-- Begin --

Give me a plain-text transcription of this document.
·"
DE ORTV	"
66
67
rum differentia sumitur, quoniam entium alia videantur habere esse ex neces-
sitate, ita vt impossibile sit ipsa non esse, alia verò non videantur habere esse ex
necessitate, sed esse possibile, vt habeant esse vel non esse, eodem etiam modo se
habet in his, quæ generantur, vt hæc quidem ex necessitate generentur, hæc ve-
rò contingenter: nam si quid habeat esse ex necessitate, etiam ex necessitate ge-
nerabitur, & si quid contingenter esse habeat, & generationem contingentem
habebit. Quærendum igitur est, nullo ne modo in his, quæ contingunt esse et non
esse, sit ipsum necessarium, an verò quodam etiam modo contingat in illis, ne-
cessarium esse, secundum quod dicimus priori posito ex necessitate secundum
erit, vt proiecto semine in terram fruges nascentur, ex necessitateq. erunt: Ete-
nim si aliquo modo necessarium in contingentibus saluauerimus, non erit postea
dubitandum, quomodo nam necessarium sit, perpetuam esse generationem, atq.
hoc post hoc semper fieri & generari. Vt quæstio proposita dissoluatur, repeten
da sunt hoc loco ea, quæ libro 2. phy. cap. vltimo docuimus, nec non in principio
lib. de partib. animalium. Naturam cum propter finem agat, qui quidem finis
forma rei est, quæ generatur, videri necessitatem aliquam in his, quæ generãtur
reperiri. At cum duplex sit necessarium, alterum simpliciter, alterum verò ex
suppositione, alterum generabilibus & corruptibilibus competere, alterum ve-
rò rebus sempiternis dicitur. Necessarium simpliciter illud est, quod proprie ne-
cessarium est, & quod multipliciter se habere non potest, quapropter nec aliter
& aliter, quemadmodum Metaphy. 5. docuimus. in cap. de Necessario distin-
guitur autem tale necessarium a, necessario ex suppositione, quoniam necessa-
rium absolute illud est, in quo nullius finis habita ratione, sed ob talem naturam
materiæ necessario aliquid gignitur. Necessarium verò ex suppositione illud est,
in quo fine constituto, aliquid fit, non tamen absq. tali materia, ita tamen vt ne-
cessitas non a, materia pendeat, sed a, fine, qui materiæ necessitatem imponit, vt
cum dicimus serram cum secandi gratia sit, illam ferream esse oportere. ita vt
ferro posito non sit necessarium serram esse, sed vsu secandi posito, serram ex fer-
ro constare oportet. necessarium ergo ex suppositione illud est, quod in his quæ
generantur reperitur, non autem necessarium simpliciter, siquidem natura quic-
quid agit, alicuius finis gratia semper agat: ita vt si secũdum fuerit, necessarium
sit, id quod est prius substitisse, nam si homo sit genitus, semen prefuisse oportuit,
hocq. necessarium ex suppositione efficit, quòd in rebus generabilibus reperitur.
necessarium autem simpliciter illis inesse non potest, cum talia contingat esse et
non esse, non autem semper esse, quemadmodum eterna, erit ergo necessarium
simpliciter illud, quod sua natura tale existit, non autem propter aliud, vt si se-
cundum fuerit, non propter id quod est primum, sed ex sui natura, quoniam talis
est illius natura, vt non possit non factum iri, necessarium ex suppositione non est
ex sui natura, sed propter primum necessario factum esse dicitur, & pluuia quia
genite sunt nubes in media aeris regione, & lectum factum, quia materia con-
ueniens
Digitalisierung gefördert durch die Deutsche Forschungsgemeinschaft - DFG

-- End --

Exercise: Extract each entry in full and write it down exactly.

Written solution:
Give me a plain-text transcription of this document.
·"
DE ORTV	"
66
67
rum differentia sumitur, quoniam entium alia videantur habere esse ex neces-
sitate, ita vt impossibile sit ipsa non esse, alia verò non videantur habere esse ex
necessitate, sed esse possibile, vt habeant esse vel non esse, eodem etiam modo se
habet in his, quæ generantur, vt hæc quidem ex necessitate generentur, hæc ve-
rò contingenter: nam si quid habeat esse ex necessitate, etiam ex necessitate ge-
nerabitur, & si quid contingenter esse habeat, & generationem contingentem
habebit. Quærendum igitur est, nullo ne modo in his, quæ contingunt esse et non
esse, sit ipsum necessarium, an verò quodam etiam modo contingat in illis, ne-
cessarium esse, secundum quod dicimus priori posito ex necessitate secundum
erit, vt proiecto semine in terram fruges nascentur, ex necessitateq. erunt: Ete-
nim si aliquo modo necessarium in contingentibus saluauerimus, non erit postea
dubitandum, quomodo nam necessarium sit, perpetuam esse generationem, atq.
hoc post hoc semper fieri & generari. Vt quæstio proposita dissoluatur, repeten
da sunt hoc loco ea, quæ libro 2. phy. cap. vltimo docuimus, nec non in principio
lib. de partib. animalium. Naturam cum propter finem agat, qui quidem finis
forma rei est, quæ generatur, videri necessitatem aliquam in his, quæ generãtur
reperiri. At cum duplex sit necessarium, alterum simpliciter, alterum verò ex
suppositione, alterum generabilibus & corruptibilibus competere, alterum ve-
rò rebus sempiternis dicitur. Necessarium simpliciter illud est, quod proprie ne-
cessarium est, & quod multipliciter se habere non potest, quapropter nec aliter
& aliter, quemadmodum Metaphy. 5. docuimus. in cap. de Necessario distin-
guitur autem tale necessarium a, necessario ex suppositione, quoniam necessa-
rium absolute illud est, in quo nullius finis habita ratione, sed ob talem naturam
materiæ necessario aliquid gignitur. Necessarium verò ex suppositione illud est,
in quo fine constituto, aliquid fit, non tamen absq. tali materia, ita tamen vt ne-
cessitas non a, materia pendeat, sed a, fine, qui materiæ necessitatem imponit, vt
cum dicimus serram cum secandi gratia sit, illam ferream esse oportere. ita vt
ferro posito non sit necessarium serram esse, sed vsu secandi posito, serram ex fer-
ro constare oportet. necessarium ergo ex suppositione illud est, quod in his quæ
generantur reperitur, non autem necessarium simpliciter, siquidem natura quic-
quid agit, alicuius finis gratia semper agat: ita vt si secũdum fuerit, necessarium
sit, id quod est prius substitisse, nam si homo sit genitus, semen prefuisse oportuit,
hocq. necessarium ex suppositione efficit, quòd in rebus generabilibus reperitur.
necessarium autem simpliciter illis inesse non potest, cum talia contingat esse et
non esse, non autem semper esse, quemadmodum eterna, erit ergo necessarium
simpliciter illud, quod sua natura tale existit, non autem propter aliud, vt si se-
cundum fuerit, non propter id quod est primum, sed ex sui natura, quoniam talis
est illius natura, vt non possit non factum iri, necessarium ex suppositione non est
ex sui natura, sed propter primum necessario factum esse dicitur, & pluuia quia
genite sunt nubes in media aeris regione, & lectum factum, quia materia con-
ueniens
Digitalisierung gefördert durch die Deutsche Forschungsgemeinschaft - DFG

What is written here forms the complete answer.